▶ [RECORDS FOR PROCESSING]:

☆ ☆ ☆ ☆ ☆ ☆ ☆

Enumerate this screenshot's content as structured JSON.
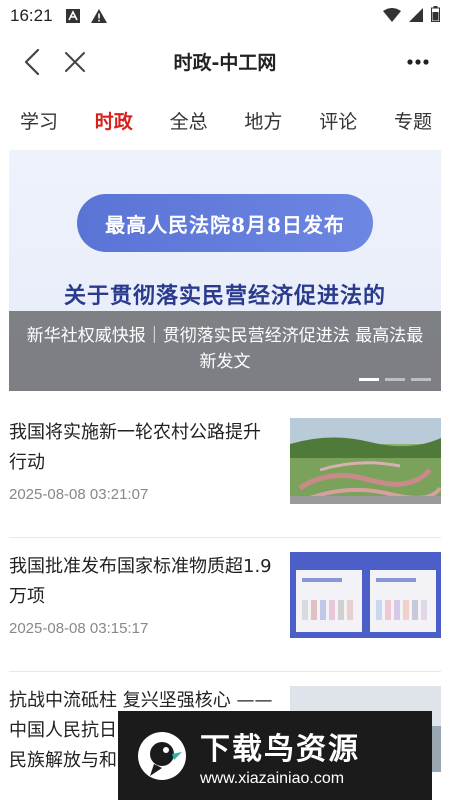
{
  "status_bar": {
    "time": "16:21",
    "icons": [
      "font-a-icon",
      "alert-icon",
      "wifi-icon",
      "signal-icon",
      "battery-icon"
    ]
  },
  "nav": {
    "title": "时政-中工网",
    "back_icon": "back-icon",
    "close_icon": "close-icon",
    "more_icon": "more-icon"
  },
  "tabs": [
    {
      "label": "学习",
      "active": false
    },
    {
      "label": "时政",
      "active": true
    },
    {
      "label": "全总",
      "active": false
    },
    {
      "label": "地方",
      "active": false
    },
    {
      "label": "评论",
      "active": false
    },
    {
      "label": "专题",
      "active": false
    }
  ],
  "banner": {
    "pill_text": "最高人民法院8月8日发布",
    "headline_text": "关于贯彻落实民营经济促进法的",
    "caption": "新华社权威快报｜贯彻落实民营经济促进法 最高法最新发文",
    "slides_total": 3,
    "active_slide": 1
  },
  "news": [
    {
      "title": "我国将实施新一轮农村公路提升行动",
      "time": "2025-08-08 03:21:07",
      "thumb": "road-photo"
    },
    {
      "title": "我国批准发布国家标准物质超1.9万项",
      "time": "2025-08-08 03:15:17",
      "thumb": "sample-box-photo"
    },
    {
      "title": "抗战中流砥柱 复兴坚强核心 ——中国人民抗日战争纪念馆《为了民族解放与和平》主题展览巡礼",
      "time": "",
      "thumb": "exhibition-photo"
    }
  ],
  "watermark": {
    "brand": "下载鸟资源",
    "url": "www.xiazainiao.com"
  },
  "colors": {
    "accent": "#d8201c",
    "pill": "#5a74d6",
    "headline": "#2a3a8c"
  }
}
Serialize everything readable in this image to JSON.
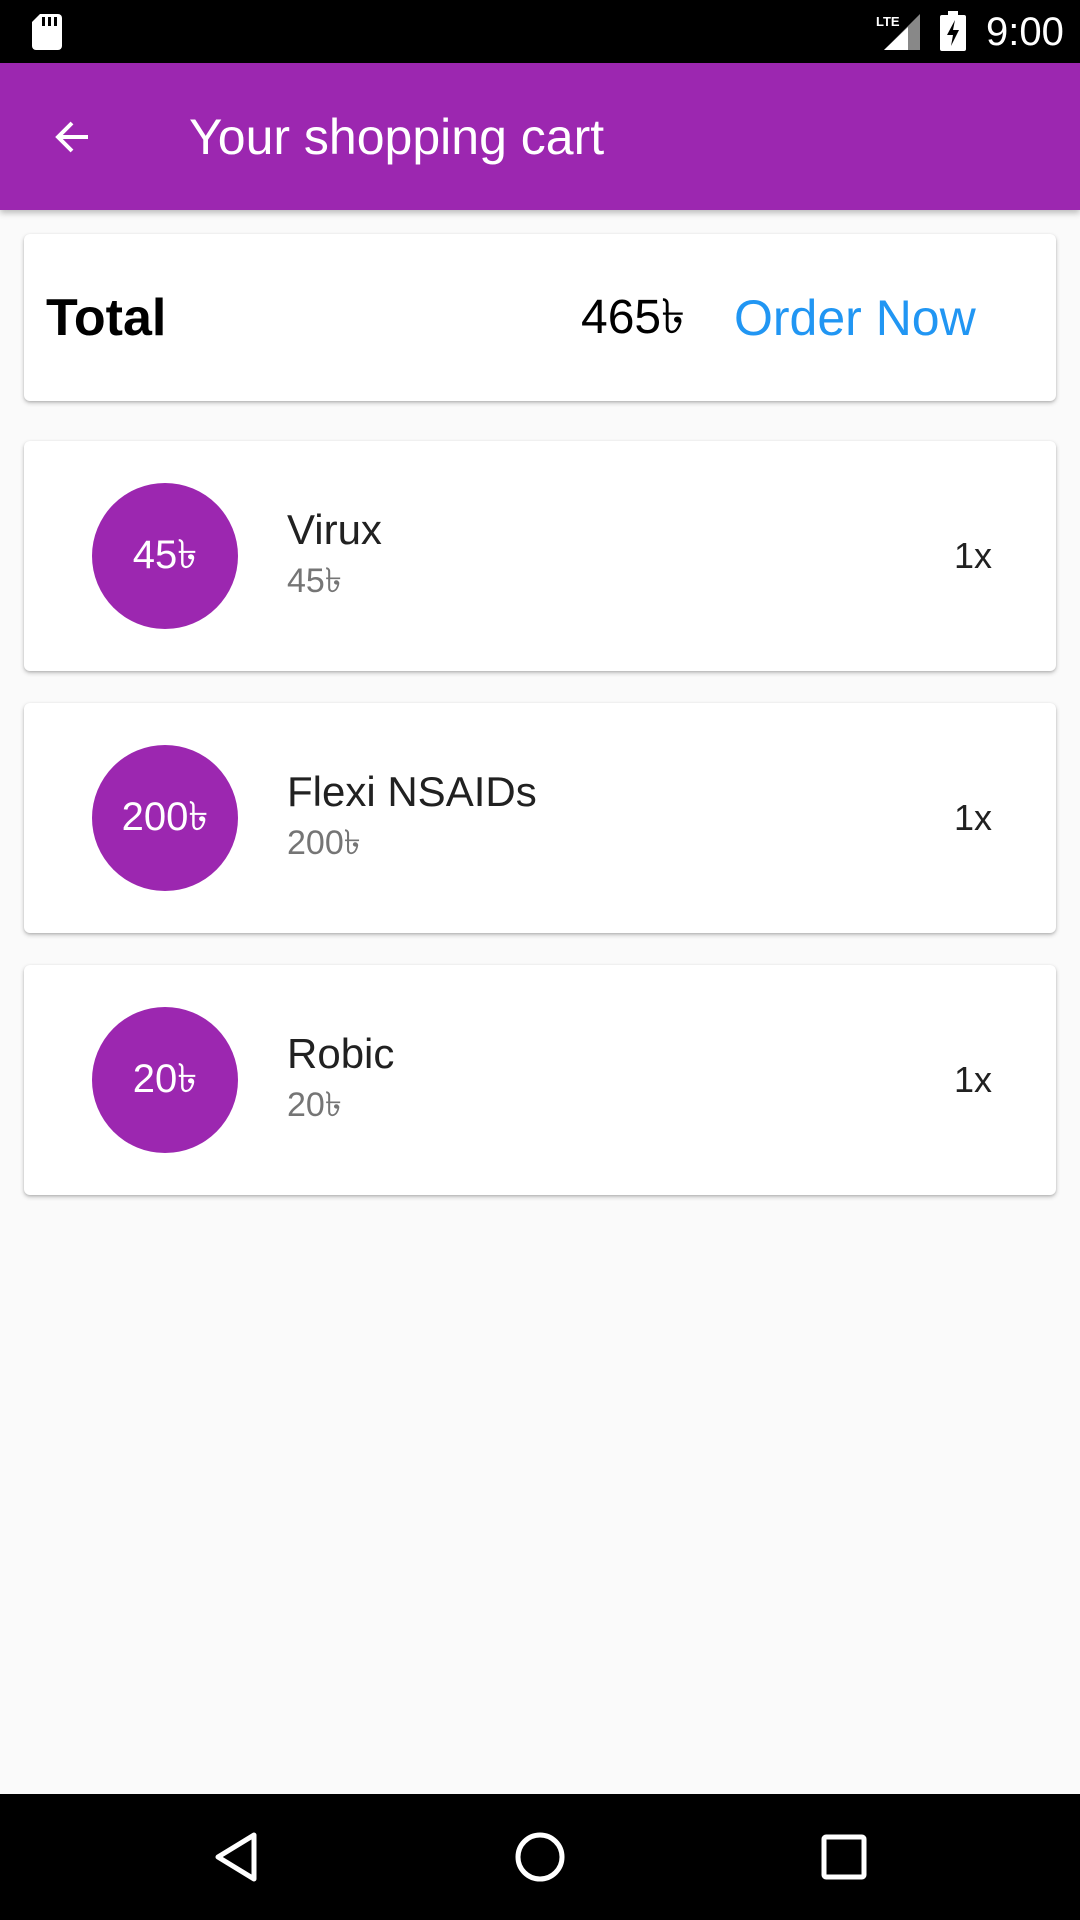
{
  "status_bar": {
    "time": "9:00",
    "network": "LTE",
    "icons": [
      "sd-card-icon",
      "lte-signal-icon",
      "battery-charging-icon"
    ]
  },
  "app_bar": {
    "title": "Your shopping cart",
    "back_icon": "arrow-back-icon"
  },
  "summary": {
    "total_label": "Total",
    "total_amount": "465৳",
    "order_button": "Order Now"
  },
  "cart_items": [
    {
      "badge": "45৳",
      "name": "Virux",
      "price": "45৳",
      "quantity": "1x"
    },
    {
      "badge": "200৳",
      "name": "Flexi NSAIDs",
      "price": "200৳",
      "quantity": "1x"
    },
    {
      "badge": "20৳",
      "name": "Robic",
      "price": "20৳",
      "quantity": "1x"
    }
  ],
  "colors": {
    "primary": "#9c27b0",
    "accent": "#2196f3",
    "background": "#fafafa"
  },
  "nav_bar": {
    "buttons": [
      "back-triangle-icon",
      "home-circle-icon",
      "recents-square-icon"
    ]
  }
}
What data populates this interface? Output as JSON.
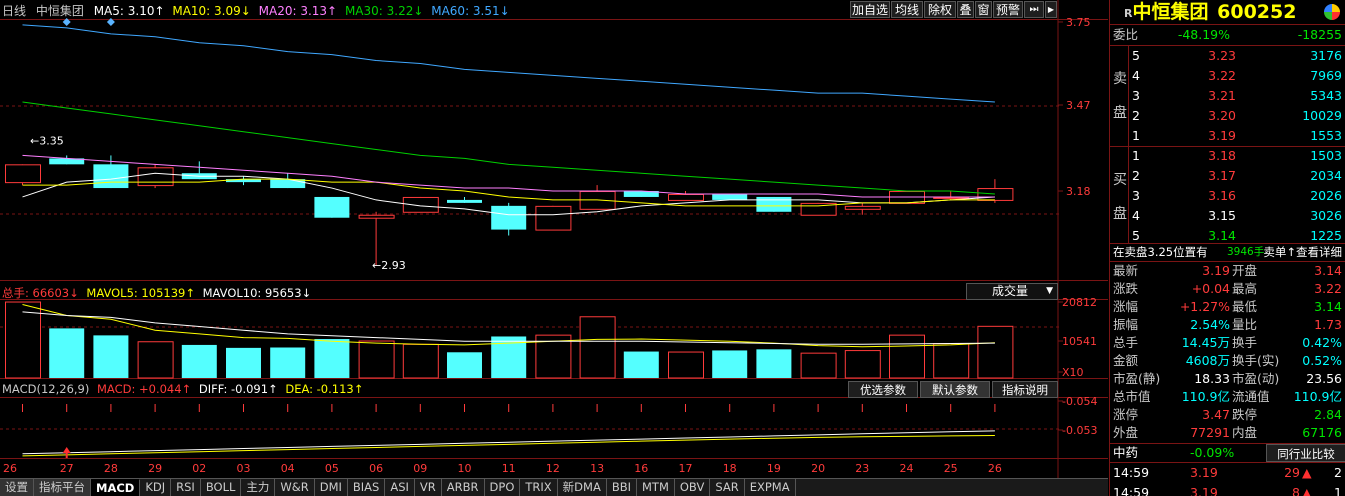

☆ ☆ ☆ ☆ ☆ ☆ ☆

Each line of the data is to be duplicated exactly; pictures stay out of the copy.

▶ [RESPONSE]:
Enumerate this screenshot's content as structured JSON.
{
  "status_bar": {
    "time": "16:21",
    "icons": [
      "font-a-icon",
      "alert-icon",
      "wifi-icon",
      "signal-icon",
      "battery-icon"
    ]
  },
  "nav": {
    "title": "时政-中工网",
    "back_icon": "back-icon",
    "close_icon": "close-icon",
    "more_icon": "more-icon"
  },
  "tabs": [
    {
      "label": "学习",
      "active": false
    },
    {
      "label": "时政",
      "active": true
    },
    {
      "label": "全总",
      "active": false
    },
    {
      "label": "地方",
      "active": false
    },
    {
      "label": "评论",
      "active": false
    },
    {
      "label": "专题",
      "active": false
    }
  ],
  "banner": {
    "pill_text": "最高人民法院8月8日发布",
    "headline_text": "关于贯彻落实民营经济促进法的",
    "caption": "新华社权威快报｜贯彻落实民营经济促进法 最高法最新发文",
    "slides_total": 3,
    "active_slide": 1
  },
  "news": [
    {
      "title": "我国将实施新一轮农村公路提升行动",
      "time": "2025-08-08 03:21:07",
      "thumb": "road-photo"
    },
    {
      "title": "我国批准发布国家标准物质超1.9万项",
      "time": "2025-08-08 03:15:17",
      "thumb": "sample-box-photo"
    },
    {
      "title": "抗战中流砥柱 复兴坚强核心 ——中国人民抗日战争纪念馆《为了民族解放与和平》主题展览巡礼",
      "time": "",
      "thumb": "exhibition-photo"
    }
  ],
  "watermark": {
    "brand": "下载鸟资源",
    "url": "www.xiazainiao.com"
  },
  "colors": {
    "accent": "#d8201c",
    "pill": "#5a74d6",
    "headline": "#2a3a8c"
  }
}
Serialize everything readable in this image to JSON.
{
  "status_bar": {
    "time": "9:00",
    "network": "LTE",
    "icons": [
      "sd-card-icon",
      "lte-signal-icon",
      "battery-charging-icon"
    ]
  },
  "app_bar": {
    "title": "Your shopping cart",
    "back_icon": "arrow-back-icon"
  },
  "summary": {
    "total_label": "Total",
    "total_amount": "465৳",
    "order_button": "Order Now"
  },
  "cart_items": [
    {
      "badge": "45৳",
      "name": "Virux",
      "price": "45৳",
      "quantity": "1x"
    },
    {
      "badge": "200৳",
      "name": "Flexi NSAIDs",
      "price": "200৳",
      "quantity": "1x"
    },
    {
      "badge": "20৳",
      "name": "Robic",
      "price": "20৳",
      "quantity": "1x"
    }
  ],
  "colors": {
    "primary": "#9c27b0",
    "accent": "#2196f3",
    "background": "#fafafa"
  },
  "nav_bar": {
    "buttons": [
      "back-triangle-icon",
      "home-circle-icon",
      "recents-square-icon"
    ]
  }
}
What data populates this interface? Output as JSON.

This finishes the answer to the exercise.